== Segment start ==
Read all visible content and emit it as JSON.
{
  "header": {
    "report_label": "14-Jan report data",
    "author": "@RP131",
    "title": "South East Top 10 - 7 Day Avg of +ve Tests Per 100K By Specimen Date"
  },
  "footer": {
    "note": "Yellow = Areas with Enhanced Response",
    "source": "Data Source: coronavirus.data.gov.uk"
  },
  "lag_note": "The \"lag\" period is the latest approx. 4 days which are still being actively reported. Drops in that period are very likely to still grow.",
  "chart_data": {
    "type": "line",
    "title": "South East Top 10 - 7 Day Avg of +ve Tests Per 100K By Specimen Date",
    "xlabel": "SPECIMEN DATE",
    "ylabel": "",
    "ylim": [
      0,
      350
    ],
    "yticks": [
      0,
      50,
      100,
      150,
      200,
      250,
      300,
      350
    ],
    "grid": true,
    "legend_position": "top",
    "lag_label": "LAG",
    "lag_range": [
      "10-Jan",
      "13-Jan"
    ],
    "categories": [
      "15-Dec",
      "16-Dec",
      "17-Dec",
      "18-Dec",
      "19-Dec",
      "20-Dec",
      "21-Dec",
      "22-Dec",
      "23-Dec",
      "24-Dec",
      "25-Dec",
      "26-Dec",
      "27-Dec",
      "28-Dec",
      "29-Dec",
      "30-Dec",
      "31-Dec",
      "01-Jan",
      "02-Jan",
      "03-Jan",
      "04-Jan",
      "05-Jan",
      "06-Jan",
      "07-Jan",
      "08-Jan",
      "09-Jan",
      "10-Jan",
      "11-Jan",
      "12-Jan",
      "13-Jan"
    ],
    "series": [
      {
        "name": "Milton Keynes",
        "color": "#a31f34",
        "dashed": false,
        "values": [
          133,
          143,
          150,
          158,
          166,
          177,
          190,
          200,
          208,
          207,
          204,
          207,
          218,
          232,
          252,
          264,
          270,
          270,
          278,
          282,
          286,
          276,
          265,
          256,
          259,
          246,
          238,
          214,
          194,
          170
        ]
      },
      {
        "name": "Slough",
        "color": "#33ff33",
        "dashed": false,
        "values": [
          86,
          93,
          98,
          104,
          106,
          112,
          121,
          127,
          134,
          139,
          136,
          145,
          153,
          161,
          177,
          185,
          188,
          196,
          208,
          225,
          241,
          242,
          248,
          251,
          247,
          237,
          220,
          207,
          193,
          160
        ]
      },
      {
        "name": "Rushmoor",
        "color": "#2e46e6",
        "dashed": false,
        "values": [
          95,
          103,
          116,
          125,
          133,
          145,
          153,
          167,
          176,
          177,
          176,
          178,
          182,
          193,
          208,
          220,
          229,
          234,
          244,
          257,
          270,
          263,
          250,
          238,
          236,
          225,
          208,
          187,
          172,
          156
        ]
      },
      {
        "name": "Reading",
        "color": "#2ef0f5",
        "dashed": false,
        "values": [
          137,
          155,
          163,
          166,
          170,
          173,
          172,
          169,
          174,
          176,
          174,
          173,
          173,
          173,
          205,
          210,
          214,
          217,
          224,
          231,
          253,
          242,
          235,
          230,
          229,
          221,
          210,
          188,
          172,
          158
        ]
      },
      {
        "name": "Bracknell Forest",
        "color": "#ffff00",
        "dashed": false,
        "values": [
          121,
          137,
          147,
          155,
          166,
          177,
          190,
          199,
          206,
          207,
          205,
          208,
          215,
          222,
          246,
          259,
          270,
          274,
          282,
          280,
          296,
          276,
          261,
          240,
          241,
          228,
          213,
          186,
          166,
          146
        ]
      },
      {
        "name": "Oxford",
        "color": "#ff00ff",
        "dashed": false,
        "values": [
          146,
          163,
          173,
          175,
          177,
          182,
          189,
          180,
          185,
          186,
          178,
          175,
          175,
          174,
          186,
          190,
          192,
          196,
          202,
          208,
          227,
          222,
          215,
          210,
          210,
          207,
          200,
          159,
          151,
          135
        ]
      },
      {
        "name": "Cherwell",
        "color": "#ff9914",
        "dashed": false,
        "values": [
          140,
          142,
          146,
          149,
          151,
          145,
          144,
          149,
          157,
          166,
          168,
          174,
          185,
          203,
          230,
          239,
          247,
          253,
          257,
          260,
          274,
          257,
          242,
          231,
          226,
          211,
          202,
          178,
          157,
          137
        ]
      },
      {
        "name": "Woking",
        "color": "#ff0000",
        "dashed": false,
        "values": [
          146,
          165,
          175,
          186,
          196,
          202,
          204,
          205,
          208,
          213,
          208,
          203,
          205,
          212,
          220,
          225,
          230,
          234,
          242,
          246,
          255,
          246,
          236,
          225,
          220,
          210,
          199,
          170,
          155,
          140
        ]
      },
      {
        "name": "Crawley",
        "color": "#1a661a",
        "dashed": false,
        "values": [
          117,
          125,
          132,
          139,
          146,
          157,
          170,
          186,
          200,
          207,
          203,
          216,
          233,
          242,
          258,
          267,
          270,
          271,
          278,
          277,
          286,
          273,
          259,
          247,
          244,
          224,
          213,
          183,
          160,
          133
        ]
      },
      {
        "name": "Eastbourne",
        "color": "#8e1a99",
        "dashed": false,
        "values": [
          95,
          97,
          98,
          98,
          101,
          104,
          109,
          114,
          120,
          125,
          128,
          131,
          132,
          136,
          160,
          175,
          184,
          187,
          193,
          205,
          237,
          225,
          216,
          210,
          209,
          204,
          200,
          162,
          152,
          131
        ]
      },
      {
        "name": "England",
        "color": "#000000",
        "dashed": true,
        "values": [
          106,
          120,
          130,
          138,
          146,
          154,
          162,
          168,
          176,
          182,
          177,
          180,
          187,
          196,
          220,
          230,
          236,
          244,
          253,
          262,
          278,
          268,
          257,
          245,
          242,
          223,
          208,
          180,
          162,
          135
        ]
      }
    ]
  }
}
== Segment end ==
# WHAT THIS TASK INVOLVES
Copy the entire listing exactly. Do not skip a line.

# ANSWER TO THE EXERCISE
Read all visible content and emit it as JSON.
{
  "header": {
    "report_label": "14-Jan report data",
    "author": "@RP131",
    "title": "South East Top 10 - 7 Day Avg of +ve Tests Per 100K By Specimen Date"
  },
  "footer": {
    "note": "Yellow = Areas with Enhanced Response",
    "source": "Data Source: coronavirus.data.gov.uk"
  },
  "lag_note": "The \"lag\" period is the latest approx. 4 days which are still being actively reported. Drops in that period are very likely to still grow.",
  "chart_data": {
    "type": "line",
    "title": "South East Top 10 - 7 Day Avg of +ve Tests Per 100K By Specimen Date",
    "xlabel": "SPECIMEN DATE",
    "ylabel": "",
    "ylim": [
      0,
      350
    ],
    "yticks": [
      0,
      50,
      100,
      150,
      200,
      250,
      300,
      350
    ],
    "grid": true,
    "legend_position": "top",
    "lag_label": "LAG",
    "lag_range": [
      "10-Jan",
      "13-Jan"
    ],
    "categories": [
      "15-Dec",
      "16-Dec",
      "17-Dec",
      "18-Dec",
      "19-Dec",
      "20-Dec",
      "21-Dec",
      "22-Dec",
      "23-Dec",
      "24-Dec",
      "25-Dec",
      "26-Dec",
      "27-Dec",
      "28-Dec",
      "29-Dec",
      "30-Dec",
      "31-Dec",
      "01-Jan",
      "02-Jan",
      "03-Jan",
      "04-Jan",
      "05-Jan",
      "06-Jan",
      "07-Jan",
      "08-Jan",
      "09-Jan",
      "10-Jan",
      "11-Jan",
      "12-Jan",
      "13-Jan"
    ],
    "series": [
      {
        "name": "Milton Keynes",
        "color": "#a31f34",
        "dashed": false,
        "values": [
          133,
          143,
          150,
          158,
          166,
          177,
          190,
          200,
          208,
          207,
          204,
          207,
          218,
          232,
          252,
          264,
          270,
          270,
          278,
          282,
          286,
          276,
          265,
          256,
          259,
          246,
          238,
          214,
          194,
          170
        ]
      },
      {
        "name": "Slough",
        "color": "#33ff33",
        "dashed": false,
        "values": [
          86,
          93,
          98,
          104,
          106,
          112,
          121,
          127,
          134,
          139,
          136,
          145,
          153,
          161,
          177,
          185,
          188,
          196,
          208,
          225,
          241,
          242,
          248,
          251,
          247,
          237,
          220,
          207,
          193,
          160
        ]
      },
      {
        "name": "Rushmoor",
        "color": "#2e46e6",
        "dashed": false,
        "values": [
          95,
          103,
          116,
          125,
          133,
          145,
          153,
          167,
          176,
          177,
          176,
          178,
          182,
          193,
          208,
          220,
          229,
          234,
          244,
          257,
          270,
          263,
          250,
          238,
          236,
          225,
          208,
          187,
          172,
          156
        ]
      },
      {
        "name": "Reading",
        "color": "#2ef0f5",
        "dashed": false,
        "values": [
          137,
          155,
          163,
          166,
          170,
          173,
          172,
          169,
          174,
          176,
          174,
          173,
          173,
          173,
          205,
          210,
          214,
          217,
          224,
          231,
          253,
          242,
          235,
          230,
          229,
          221,
          210,
          188,
          172,
          158
        ]
      },
      {
        "name": "Bracknell Forest",
        "color": "#ffff00",
        "dashed": false,
        "values": [
          121,
          137,
          147,
          155,
          166,
          177,
          190,
          199,
          206,
          207,
          205,
          208,
          215,
          222,
          246,
          259,
          270,
          274,
          282,
          280,
          296,
          276,
          261,
          240,
          241,
          228,
          213,
          186,
          166,
          146
        ]
      },
      {
        "name": "Oxford",
        "color": "#ff00ff",
        "dashed": false,
        "values": [
          146,
          163,
          173,
          175,
          177,
          182,
          189,
          180,
          185,
          186,
          178,
          175,
          175,
          174,
          186,
          190,
          192,
          196,
          202,
          208,
          227,
          222,
          215,
          210,
          210,
          207,
          200,
          159,
          151,
          135
        ]
      },
      {
        "name": "Cherwell",
        "color": "#ff9914",
        "dashed": false,
        "values": [
          140,
          142,
          146,
          149,
          151,
          145,
          144,
          149,
          157,
          166,
          168,
          174,
          185,
          203,
          230,
          239,
          247,
          253,
          257,
          260,
          274,
          257,
          242,
          231,
          226,
          211,
          202,
          178,
          157,
          137
        ]
      },
      {
        "name": "Woking",
        "color": "#ff0000",
        "dashed": false,
        "values": [
          146,
          165,
          175,
          186,
          196,
          202,
          204,
          205,
          208,
          213,
          208,
          203,
          205,
          212,
          220,
          225,
          230,
          234,
          242,
          246,
          255,
          246,
          236,
          225,
          220,
          210,
          199,
          170,
          155,
          140
        ]
      },
      {
        "name": "Crawley",
        "color": "#1a661a",
        "dashed": false,
        "values": [
          117,
          125,
          132,
          139,
          146,
          157,
          170,
          186,
          200,
          207,
          203,
          216,
          233,
          242,
          258,
          267,
          270,
          271,
          278,
          277,
          286,
          273,
          259,
          247,
          244,
          224,
          213,
          183,
          160,
          133
        ]
      },
      {
        "name": "Eastbourne",
        "color": "#8e1a99",
        "dashed": false,
        "values": [
          95,
          97,
          98,
          98,
          101,
          104,
          109,
          114,
          120,
          125,
          128,
          131,
          132,
          136,
          160,
          175,
          184,
          187,
          193,
          205,
          237,
          225,
          216,
          210,
          209,
          204,
          200,
          162,
          152,
          131
        ]
      },
      {
        "name": "England",
        "color": "#000000",
        "dashed": true,
        "values": [
          106,
          120,
          130,
          138,
          146,
          154,
          162,
          168,
          176,
          182,
          177,
          180,
          187,
          196,
          220,
          230,
          236,
          244,
          253,
          262,
          278,
          268,
          257,
          245,
          242,
          223,
          208,
          180,
          162,
          135
        ]
      }
    ]
  }
}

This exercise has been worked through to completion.